>>>

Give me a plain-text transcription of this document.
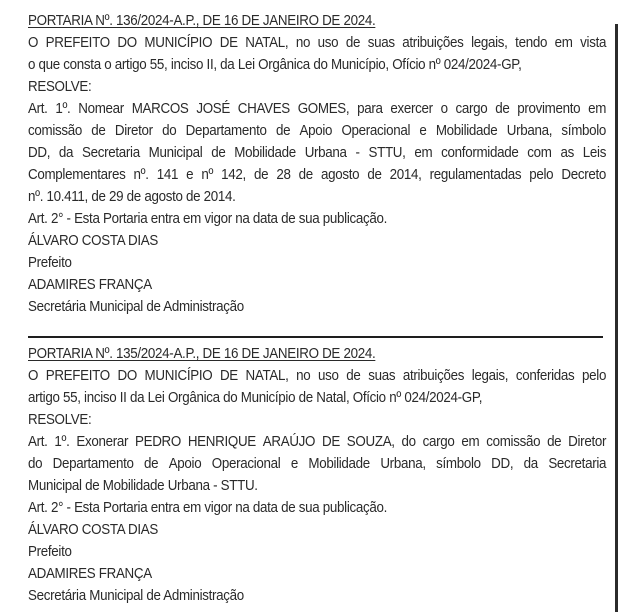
PORTARIA Nº. 136/2024-A.P., DE 16 DE JANEIRO DE 2024.
O PREFEITO DO MUNICÍPIO DE NATAL, no uso de suas atribuições legais, tendo em vista
o que consta o artigo 55, inciso II, da Lei Orgânica do Município, Ofício nº 024/2024-GP,
RESOLVE:
Art. 1º. Nomear MARCOS JOSÉ CHAVES GOMES, para exercer o cargo de provimento em
comissão de Diretor do Departamento de Apoio Operacional e Mobilidade Urbana, símbolo
DD, da Secretaria Municipal de Mobilidade Urbana - STTU, em conformidade com as Leis
Complementares nº. 141 e nº 142, de 28 de agosto de 2014, regulamentadas pelo Decreto
nº. 10.411, de 29 de agosto de 2014.
Art. 2° - Esta Portaria entra em vigor na data de sua publicação.
ÁLVARO COSTA DIAS
Prefeito
ADAMIRES FRANÇA
Secretária Municipal de Administração
PORTARIA Nº. 135/2024-A.P., DE 16 DE JANEIRO DE 2024.
O PREFEITO DO MUNICÍPIO DE NATAL, no uso de suas atribuições legais, conferidas pelo
artigo 55, inciso II da Lei Orgânica do Município de Natal, Ofício nº 024/2024-GP,
RESOLVE:
Art. 1º. Exonerar PEDRO HENRIQUE ARAÚJO DE SOUZA, do cargo em comissão de Diretor
do Departamento de Apoio Operacional e Mobilidade Urbana, símbolo DD, da Secretaria
Municipal de Mobilidade Urbana - STTU.
Art. 2° - Esta Portaria entra em vigor na data de sua publicação.
ÁLVARO COSTA DIAS
Prefeito
ADAMIRES FRANÇA
Secretária Municipal de Administração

<<<

_The request:_ Every line is to be duplicated exactly, though pictures stay out.

_Correct answer:_
Give me a plain-text transcription of this document.
PORTARIA Nº. 136/2024-A.P., DE 16 DE JANEIRO DE 2024.
O PREFEITO DO MUNICÍPIO DE NATAL, no uso de suas atribuições legais, tendo em vista
o que consta o artigo 55, inciso II, da Lei Orgânica do Município, Ofício nº 024/2024-GP,
RESOLVE:
Art. 1º. Nomear MARCOS JOSÉ CHAVES GOMES, para exercer o cargo de provimento em
comissão de Diretor do Departamento de Apoio Operacional e Mobilidade Urbana, símbolo
DD, da Secretaria Municipal de Mobilidade Urbana - STTU, em conformidade com as Leis
Complementares nº. 141 e nº 142, de 28 de agosto de 2014, regulamentadas pelo Decreto
nº. 10.411, de 29 de agosto de 2014.
Art. 2° - Esta Portaria entra em vigor na data de sua publicação.
ÁLVARO COSTA DIAS
Prefeito
ADAMIRES FRANÇA
Secretária Municipal de Administração
PORTARIA Nº. 135/2024-A.P., DE 16 DE JANEIRO DE 2024.
O PREFEITO DO MUNICÍPIO DE NATAL, no uso de suas atribuições legais, conferidas pelo
artigo 55, inciso II da Lei Orgânica do Município de Natal, Ofício nº 024/2024-GP,
RESOLVE:
Art. 1º. Exonerar PEDRO HENRIQUE ARAÚJO DE SOUZA, do cargo em comissão de Diretor
do Departamento de Apoio Operacional e Mobilidade Urbana, símbolo DD, da Secretaria
Municipal de Mobilidade Urbana - STTU.
Art. 2° - Esta Portaria entra em vigor na data de sua publicação.
ÁLVARO COSTA DIAS
Prefeito
ADAMIRES FRANÇA
Secretária Municipal de Administração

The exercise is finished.